• _Goal_: Copy out, unchanged, the lines of the records starting at the line containing "- map-cell: [1320, 239, 1335, 253]" and continuing through the last line of the records, including both of those lines.

Entries taken from a collection
--- START ---

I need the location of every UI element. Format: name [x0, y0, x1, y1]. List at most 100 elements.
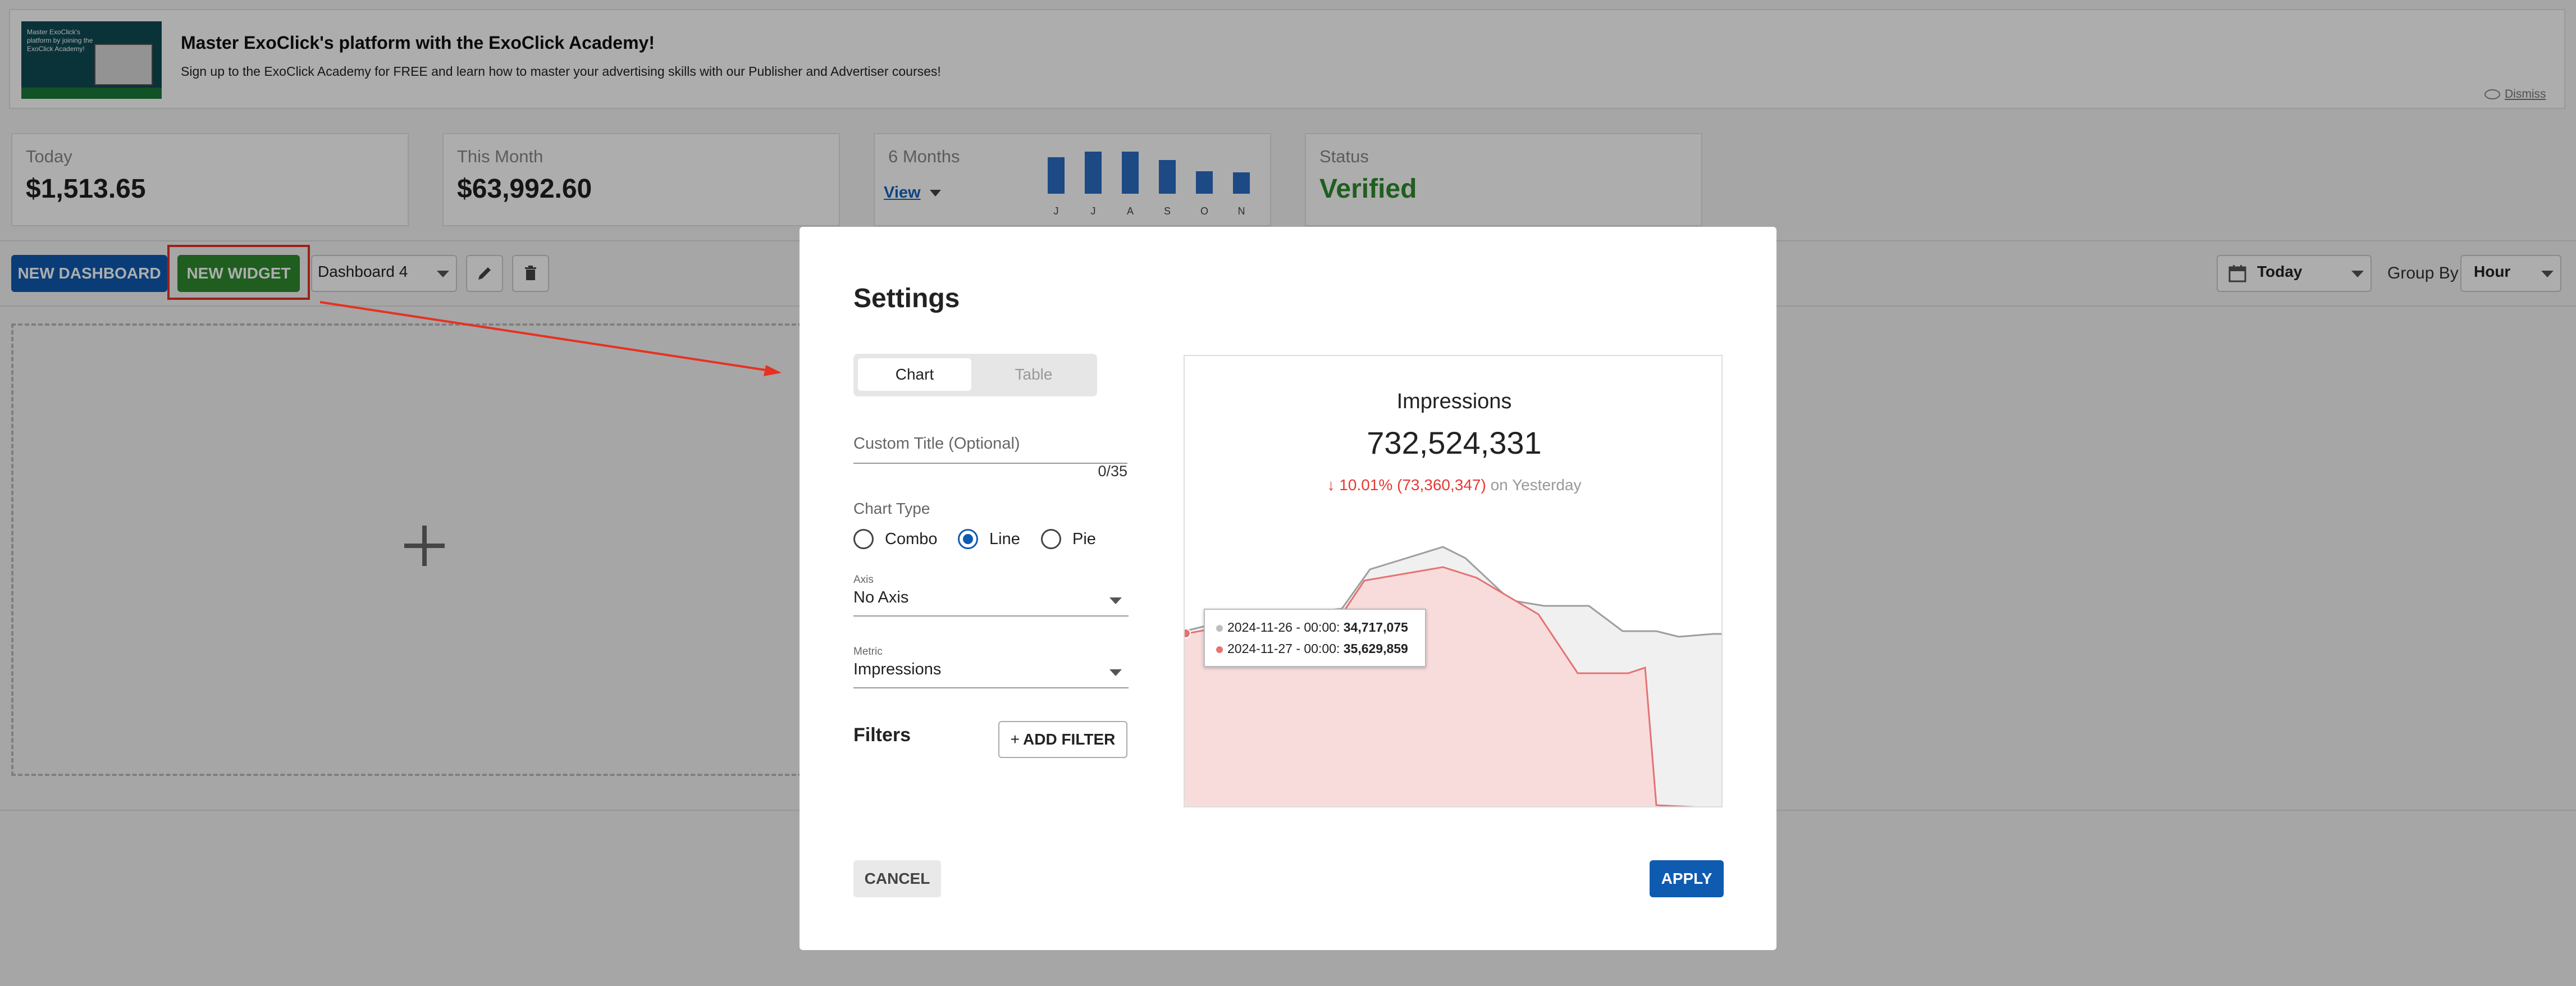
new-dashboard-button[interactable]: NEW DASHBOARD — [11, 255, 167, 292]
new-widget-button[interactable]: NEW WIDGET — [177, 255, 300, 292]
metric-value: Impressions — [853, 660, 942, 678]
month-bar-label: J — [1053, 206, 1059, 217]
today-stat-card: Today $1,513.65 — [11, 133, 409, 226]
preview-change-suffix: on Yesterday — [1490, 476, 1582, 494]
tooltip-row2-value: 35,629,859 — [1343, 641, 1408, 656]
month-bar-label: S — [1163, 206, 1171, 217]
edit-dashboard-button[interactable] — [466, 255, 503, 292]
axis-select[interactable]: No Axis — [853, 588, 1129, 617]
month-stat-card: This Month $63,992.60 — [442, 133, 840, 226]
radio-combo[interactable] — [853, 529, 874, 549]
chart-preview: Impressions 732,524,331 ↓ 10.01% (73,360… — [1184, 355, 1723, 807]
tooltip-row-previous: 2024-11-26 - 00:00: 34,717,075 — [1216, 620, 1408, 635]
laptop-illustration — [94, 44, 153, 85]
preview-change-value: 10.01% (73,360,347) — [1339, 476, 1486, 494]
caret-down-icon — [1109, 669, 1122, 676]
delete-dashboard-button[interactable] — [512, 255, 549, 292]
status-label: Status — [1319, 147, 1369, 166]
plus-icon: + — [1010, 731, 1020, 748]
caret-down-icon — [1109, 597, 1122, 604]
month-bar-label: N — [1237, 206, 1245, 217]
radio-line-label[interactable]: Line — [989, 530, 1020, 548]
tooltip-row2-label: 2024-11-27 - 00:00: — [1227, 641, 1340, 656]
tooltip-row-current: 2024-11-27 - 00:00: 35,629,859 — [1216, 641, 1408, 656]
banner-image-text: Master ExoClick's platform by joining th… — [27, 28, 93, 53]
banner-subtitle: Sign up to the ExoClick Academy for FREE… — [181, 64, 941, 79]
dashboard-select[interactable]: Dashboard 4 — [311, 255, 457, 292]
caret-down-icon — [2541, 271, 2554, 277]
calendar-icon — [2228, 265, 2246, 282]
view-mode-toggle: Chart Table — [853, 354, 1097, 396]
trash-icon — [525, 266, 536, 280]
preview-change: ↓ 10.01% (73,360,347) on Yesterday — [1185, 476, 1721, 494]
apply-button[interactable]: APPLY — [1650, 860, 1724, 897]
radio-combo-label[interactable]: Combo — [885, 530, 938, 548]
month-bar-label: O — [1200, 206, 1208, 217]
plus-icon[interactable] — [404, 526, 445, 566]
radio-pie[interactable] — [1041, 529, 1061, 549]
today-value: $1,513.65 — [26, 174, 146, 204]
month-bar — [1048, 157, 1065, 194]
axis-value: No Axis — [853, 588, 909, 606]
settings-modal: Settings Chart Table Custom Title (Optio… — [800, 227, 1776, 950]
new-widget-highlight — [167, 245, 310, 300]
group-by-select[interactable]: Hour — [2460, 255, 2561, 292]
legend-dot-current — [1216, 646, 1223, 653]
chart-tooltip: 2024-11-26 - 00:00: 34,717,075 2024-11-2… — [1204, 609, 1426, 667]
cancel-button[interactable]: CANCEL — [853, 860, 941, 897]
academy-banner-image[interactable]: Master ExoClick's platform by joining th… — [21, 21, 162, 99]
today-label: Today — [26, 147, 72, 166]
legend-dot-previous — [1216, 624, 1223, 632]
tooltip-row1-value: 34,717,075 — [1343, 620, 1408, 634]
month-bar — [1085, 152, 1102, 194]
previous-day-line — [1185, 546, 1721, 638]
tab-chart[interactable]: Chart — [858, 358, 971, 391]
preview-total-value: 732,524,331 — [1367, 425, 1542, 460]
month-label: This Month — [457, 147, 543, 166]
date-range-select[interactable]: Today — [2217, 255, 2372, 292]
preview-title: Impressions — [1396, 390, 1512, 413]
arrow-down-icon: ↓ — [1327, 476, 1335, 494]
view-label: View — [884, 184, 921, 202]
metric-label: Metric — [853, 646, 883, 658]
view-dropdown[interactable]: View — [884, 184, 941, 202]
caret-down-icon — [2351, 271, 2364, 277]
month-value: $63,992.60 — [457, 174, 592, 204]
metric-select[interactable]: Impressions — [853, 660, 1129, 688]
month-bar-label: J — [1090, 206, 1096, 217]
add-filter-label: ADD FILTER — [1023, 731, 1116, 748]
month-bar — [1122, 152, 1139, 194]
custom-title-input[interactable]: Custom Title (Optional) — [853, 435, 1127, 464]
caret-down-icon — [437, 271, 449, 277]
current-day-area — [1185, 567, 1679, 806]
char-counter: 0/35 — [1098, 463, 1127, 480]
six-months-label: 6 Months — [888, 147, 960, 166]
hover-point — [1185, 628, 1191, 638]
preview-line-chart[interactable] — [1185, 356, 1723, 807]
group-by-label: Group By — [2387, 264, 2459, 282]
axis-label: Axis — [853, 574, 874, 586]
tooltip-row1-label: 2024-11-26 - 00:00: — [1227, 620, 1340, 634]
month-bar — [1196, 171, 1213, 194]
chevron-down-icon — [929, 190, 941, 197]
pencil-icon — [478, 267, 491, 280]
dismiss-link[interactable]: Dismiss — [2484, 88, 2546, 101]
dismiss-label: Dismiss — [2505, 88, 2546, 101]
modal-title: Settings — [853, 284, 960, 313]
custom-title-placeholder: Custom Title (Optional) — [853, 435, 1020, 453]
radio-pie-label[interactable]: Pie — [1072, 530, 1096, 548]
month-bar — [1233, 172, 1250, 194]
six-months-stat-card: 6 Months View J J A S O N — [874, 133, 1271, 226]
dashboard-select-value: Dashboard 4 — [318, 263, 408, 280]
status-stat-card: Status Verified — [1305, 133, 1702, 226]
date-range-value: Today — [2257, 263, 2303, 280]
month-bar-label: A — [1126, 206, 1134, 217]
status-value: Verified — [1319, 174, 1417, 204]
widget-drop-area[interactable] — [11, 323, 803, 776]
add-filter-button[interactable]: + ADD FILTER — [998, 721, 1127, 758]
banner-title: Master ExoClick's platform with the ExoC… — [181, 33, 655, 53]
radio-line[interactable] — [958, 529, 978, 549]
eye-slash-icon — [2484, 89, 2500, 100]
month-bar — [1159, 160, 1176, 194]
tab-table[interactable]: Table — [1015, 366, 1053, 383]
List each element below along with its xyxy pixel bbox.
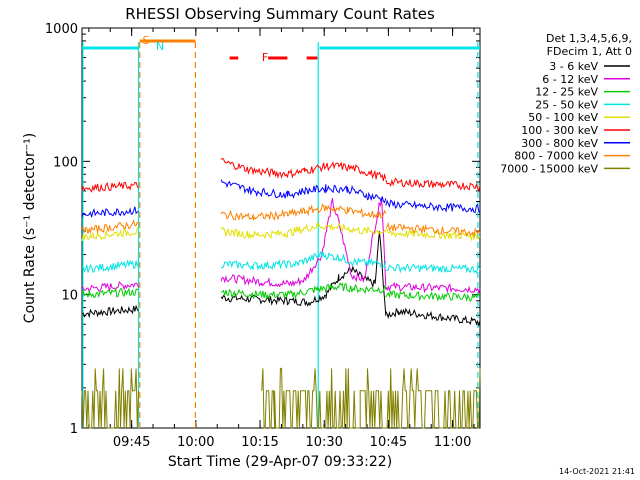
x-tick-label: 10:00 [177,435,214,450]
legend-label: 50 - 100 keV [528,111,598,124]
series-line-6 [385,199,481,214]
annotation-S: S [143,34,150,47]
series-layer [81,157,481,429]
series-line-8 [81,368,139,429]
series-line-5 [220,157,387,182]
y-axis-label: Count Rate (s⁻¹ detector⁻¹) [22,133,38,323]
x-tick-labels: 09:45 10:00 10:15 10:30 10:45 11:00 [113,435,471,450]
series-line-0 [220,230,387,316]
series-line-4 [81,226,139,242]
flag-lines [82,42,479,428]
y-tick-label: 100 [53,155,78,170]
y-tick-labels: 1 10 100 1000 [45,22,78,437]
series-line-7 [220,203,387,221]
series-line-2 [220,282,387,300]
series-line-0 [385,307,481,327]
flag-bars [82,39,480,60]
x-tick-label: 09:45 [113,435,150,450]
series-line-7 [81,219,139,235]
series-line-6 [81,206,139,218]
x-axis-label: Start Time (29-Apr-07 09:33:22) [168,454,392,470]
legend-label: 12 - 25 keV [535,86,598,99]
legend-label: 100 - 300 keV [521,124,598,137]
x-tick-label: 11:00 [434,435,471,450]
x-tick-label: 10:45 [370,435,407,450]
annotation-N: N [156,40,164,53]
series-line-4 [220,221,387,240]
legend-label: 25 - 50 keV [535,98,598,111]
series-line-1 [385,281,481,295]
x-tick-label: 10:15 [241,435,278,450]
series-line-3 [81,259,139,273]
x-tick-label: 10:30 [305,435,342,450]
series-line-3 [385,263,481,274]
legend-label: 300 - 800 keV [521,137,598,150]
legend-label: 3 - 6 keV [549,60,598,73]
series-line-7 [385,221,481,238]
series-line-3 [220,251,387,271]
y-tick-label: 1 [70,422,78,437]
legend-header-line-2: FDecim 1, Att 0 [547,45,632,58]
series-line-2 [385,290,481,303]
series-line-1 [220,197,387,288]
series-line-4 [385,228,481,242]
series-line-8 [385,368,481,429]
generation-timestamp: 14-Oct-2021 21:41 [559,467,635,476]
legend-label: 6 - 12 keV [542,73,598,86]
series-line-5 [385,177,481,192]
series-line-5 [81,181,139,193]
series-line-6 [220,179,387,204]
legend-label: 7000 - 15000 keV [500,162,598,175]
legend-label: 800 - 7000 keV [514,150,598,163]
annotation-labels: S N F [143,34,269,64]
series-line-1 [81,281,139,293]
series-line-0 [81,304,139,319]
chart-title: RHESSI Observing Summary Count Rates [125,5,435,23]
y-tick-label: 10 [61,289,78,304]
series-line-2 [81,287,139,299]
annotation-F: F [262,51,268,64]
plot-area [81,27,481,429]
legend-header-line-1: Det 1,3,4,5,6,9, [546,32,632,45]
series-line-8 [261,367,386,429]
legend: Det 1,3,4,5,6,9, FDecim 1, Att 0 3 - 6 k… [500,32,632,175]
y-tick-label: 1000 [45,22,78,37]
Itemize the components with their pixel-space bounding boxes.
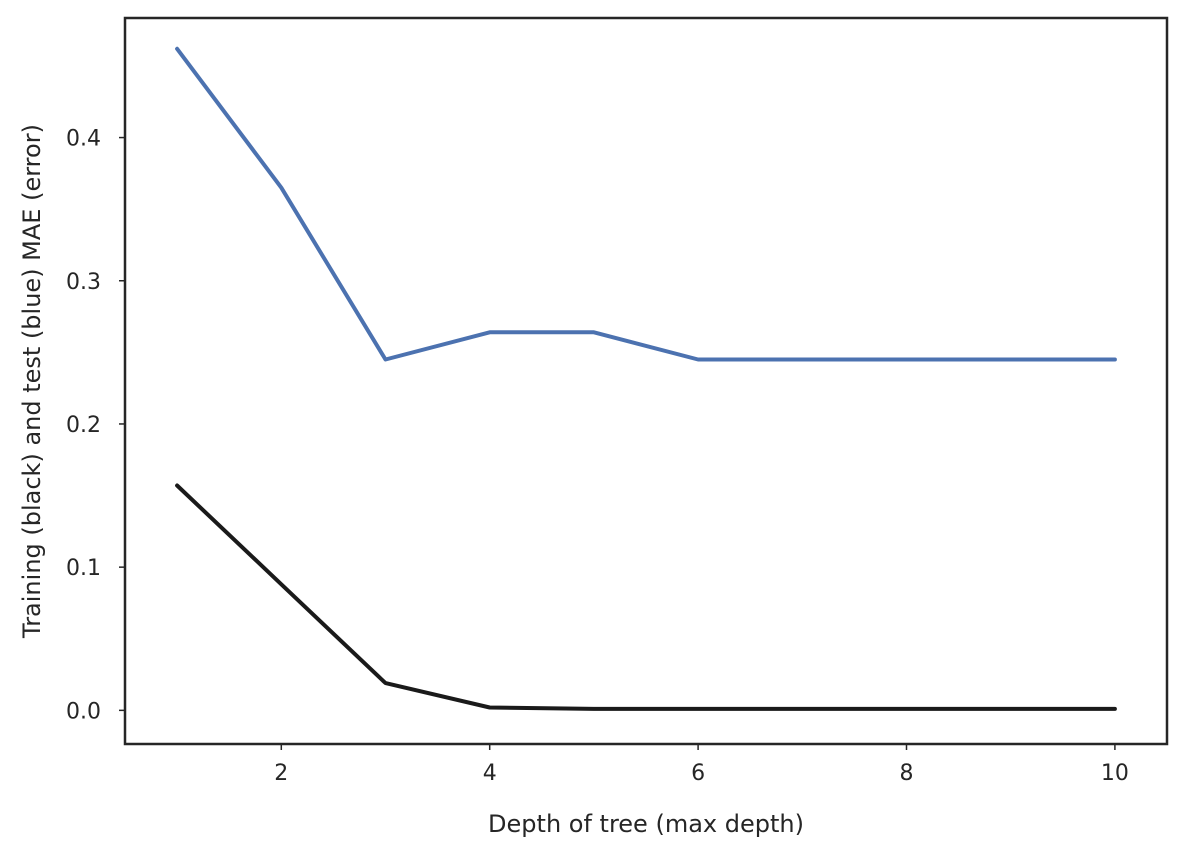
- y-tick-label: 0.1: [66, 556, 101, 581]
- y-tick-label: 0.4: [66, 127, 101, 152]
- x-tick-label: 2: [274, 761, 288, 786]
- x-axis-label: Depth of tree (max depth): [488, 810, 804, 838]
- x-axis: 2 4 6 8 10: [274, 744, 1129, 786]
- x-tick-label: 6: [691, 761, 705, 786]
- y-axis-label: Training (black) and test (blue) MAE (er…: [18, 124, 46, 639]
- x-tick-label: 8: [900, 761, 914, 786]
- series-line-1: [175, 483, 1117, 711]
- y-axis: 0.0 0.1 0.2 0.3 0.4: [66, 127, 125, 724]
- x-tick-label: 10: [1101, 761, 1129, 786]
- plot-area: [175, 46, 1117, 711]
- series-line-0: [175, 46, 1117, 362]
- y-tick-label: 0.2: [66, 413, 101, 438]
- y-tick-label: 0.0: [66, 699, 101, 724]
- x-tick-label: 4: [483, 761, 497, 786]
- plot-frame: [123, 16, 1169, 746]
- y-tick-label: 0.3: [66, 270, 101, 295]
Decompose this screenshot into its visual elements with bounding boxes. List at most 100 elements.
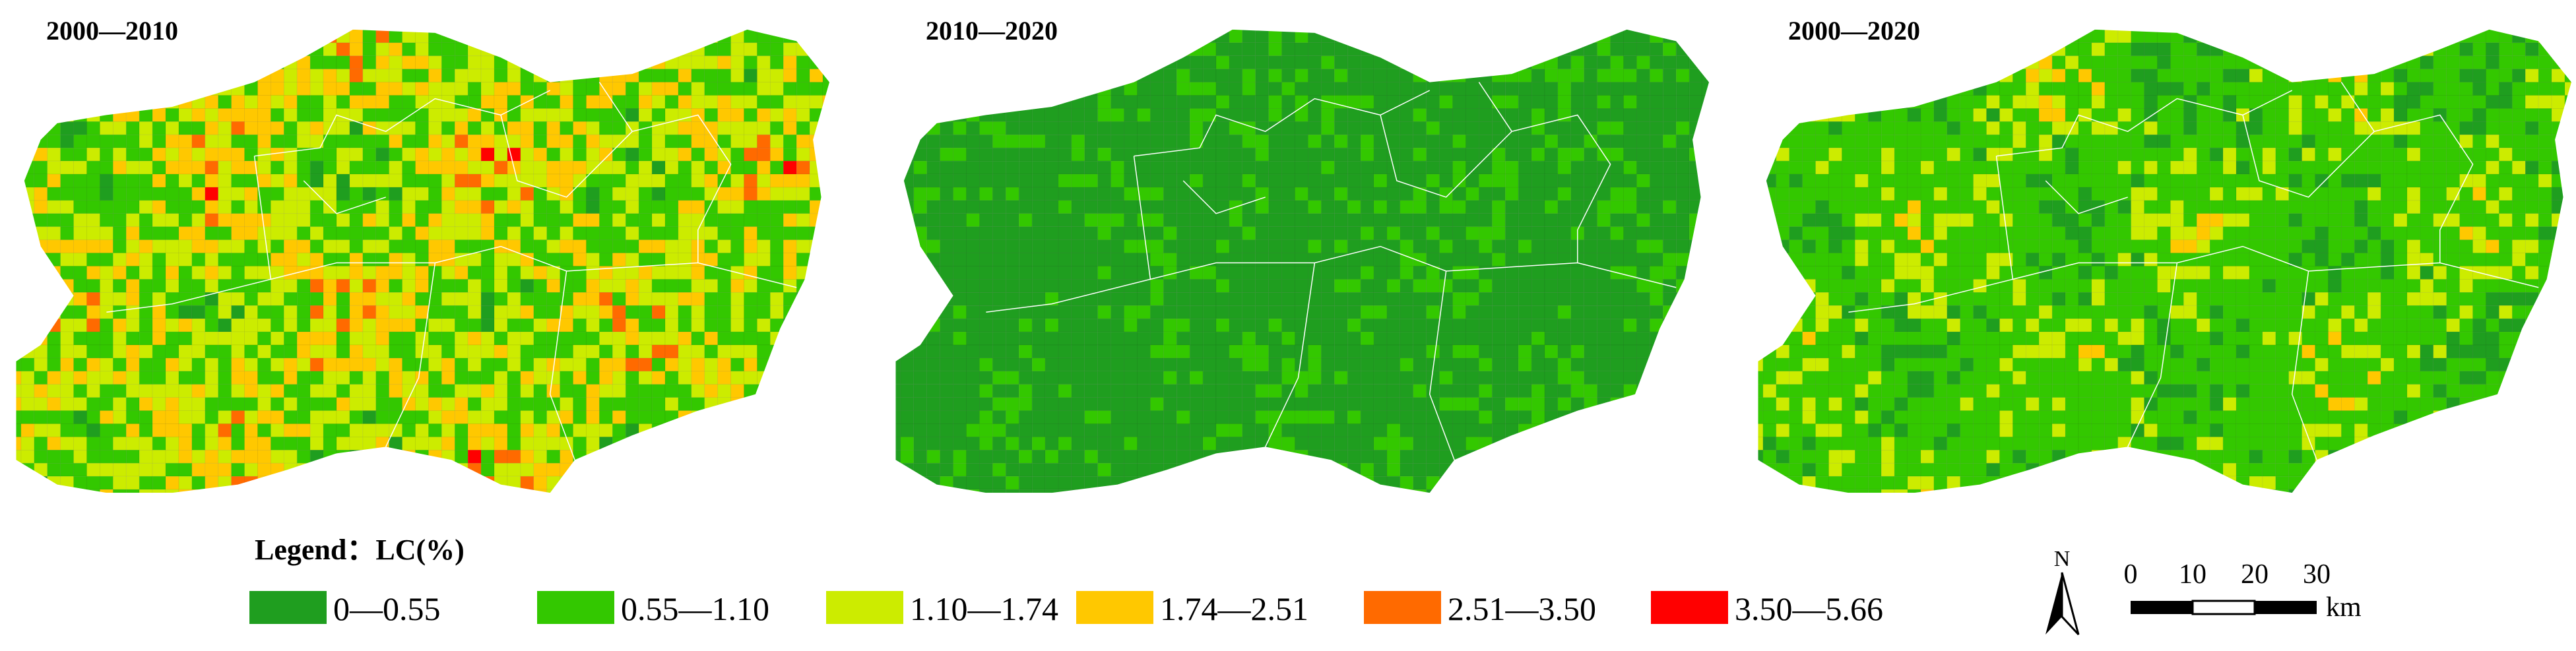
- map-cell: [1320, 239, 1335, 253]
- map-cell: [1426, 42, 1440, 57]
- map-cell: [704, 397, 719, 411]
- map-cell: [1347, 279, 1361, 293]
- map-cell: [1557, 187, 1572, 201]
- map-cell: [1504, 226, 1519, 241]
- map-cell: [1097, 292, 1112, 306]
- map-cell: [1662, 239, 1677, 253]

--- END ---

• _Right answer_:
- map-cell: [1320, 239, 1335, 253]
- map-cell: [1426, 42, 1440, 57]
- map-cell: [704, 397, 719, 411]
- map-cell: [1347, 279, 1361, 293]
- map-cell: [1557, 187, 1572, 201]
- map-cell: [1504, 226, 1519, 241]
- map-cell: [1097, 292, 1112, 306]
- map-cell: [1662, 239, 1677, 253]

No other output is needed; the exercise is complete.